══ ARTICLE

1984 Enfield Southgate by-election
| 13 December 1984 |
| Candidate | Michael Portillo | Timothy Slack | Peter Hamid |
| Party | Conservative | Liberal | Labour |
| Popular vote | 16,684 | 11,973 | 4,000 |
| Percentage | 49.6% | 35.6% | 11.9% |
| MP before election Anthony Berry Conservative | Subsequent MP Michael Portillo Conservative |

= 1984 Enfield Southgate by-election =

UK parliamentary by-election

The 1984 Enfield Southgate by-election was a parliamentary by-election held on 13 December 1984 for the UK House of Commons constituency of Enfield Southgate.

== Previous MP ==
The seat had become vacant on 12 October 1984, when the constituency's Member of Parliament (MP) was killed by the Irish Republican Army in the Brighton hotel bombing.

════
══ STORED RECORDS

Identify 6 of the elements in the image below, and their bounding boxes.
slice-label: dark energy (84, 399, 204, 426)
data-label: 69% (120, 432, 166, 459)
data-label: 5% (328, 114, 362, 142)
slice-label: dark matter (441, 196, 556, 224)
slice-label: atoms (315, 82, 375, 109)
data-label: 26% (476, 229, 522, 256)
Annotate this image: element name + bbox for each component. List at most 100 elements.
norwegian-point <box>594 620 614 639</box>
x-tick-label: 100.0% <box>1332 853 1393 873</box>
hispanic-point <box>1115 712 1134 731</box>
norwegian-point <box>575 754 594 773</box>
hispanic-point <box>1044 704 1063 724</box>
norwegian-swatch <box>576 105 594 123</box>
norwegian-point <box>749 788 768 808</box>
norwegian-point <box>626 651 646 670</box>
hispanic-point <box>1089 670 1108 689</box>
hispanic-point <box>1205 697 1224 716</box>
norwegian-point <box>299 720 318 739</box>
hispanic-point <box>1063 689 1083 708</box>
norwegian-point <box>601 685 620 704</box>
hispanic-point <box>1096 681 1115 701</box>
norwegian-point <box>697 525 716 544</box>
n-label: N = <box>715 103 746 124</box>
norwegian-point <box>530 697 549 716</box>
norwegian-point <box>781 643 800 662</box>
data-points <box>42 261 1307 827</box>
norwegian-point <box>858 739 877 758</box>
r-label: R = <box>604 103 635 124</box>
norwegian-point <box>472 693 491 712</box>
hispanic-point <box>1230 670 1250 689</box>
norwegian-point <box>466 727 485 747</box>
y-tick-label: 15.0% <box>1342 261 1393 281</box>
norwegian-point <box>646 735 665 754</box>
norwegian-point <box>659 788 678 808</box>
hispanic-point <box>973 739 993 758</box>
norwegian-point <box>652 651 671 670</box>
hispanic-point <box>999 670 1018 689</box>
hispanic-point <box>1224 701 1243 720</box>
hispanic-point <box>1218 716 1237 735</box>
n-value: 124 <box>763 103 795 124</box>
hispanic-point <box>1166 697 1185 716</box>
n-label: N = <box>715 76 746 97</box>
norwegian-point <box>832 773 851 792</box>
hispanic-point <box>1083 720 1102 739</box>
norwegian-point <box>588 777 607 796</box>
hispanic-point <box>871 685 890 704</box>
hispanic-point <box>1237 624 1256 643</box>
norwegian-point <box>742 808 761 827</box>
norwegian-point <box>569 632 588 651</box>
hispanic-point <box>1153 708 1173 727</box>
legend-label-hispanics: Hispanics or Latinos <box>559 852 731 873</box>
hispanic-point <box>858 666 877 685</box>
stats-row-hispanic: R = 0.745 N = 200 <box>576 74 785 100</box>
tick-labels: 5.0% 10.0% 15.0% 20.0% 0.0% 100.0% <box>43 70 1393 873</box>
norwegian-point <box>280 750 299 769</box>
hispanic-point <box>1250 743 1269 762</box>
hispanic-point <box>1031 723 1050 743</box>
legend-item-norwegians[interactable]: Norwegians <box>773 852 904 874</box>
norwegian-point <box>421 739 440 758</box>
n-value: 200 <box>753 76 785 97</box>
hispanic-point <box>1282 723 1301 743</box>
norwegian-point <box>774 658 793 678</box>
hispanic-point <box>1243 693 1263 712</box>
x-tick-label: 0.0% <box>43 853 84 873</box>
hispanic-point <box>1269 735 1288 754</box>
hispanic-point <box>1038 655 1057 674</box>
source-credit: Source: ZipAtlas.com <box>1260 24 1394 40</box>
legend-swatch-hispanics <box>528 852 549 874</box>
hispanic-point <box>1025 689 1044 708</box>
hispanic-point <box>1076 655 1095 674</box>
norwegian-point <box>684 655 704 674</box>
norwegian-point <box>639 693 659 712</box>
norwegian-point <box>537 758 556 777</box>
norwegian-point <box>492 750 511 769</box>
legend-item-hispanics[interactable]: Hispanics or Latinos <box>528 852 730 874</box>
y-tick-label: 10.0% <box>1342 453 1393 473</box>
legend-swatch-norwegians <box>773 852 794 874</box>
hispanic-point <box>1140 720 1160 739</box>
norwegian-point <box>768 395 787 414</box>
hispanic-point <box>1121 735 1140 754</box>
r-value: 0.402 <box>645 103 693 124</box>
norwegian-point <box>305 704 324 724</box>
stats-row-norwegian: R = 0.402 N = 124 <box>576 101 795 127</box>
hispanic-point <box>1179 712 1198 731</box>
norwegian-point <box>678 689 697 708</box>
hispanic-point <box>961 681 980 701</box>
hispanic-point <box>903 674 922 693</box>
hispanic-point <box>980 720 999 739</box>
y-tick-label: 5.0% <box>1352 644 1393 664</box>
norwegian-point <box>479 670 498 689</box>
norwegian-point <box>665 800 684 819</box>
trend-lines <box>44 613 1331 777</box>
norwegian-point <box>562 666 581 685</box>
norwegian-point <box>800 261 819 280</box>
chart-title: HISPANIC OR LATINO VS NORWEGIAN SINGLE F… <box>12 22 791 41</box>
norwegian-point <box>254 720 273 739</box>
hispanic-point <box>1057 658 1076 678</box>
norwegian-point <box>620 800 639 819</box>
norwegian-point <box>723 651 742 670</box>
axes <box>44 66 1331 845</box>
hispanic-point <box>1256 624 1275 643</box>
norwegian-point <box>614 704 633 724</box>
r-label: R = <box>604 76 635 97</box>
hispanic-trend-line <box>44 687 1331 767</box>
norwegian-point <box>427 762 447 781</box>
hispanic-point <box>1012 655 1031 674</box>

════

THE TASKS —
[a] Repeat the by-election article word for word, from "The 1984 Enfield" to "of Enfield Southgate.".
[b] Does the by-election article support each statement below? Answer yes or no for each, quoting the words that decide it. (i) The by-election took place on 13 December 1984. (ii) The seat became vacant in November 1984. (iii) The previous MP was killed in the Brighton hotel bombing.

SOLVED PROBLEMS —
[a]
The 1984 Enfield Southgate by-election was a parliamentary by-election held on 13 December 1984 for the UK House of Commons constituency of Enfield Southgate.

[b]
(i) Yes: "held on 13 December 1984"
(ii) No: "The seat had become vacant on 12 October 1984"
(iii) Yes: "killed by the Irish Republican Army in the Brighton hotel bombing"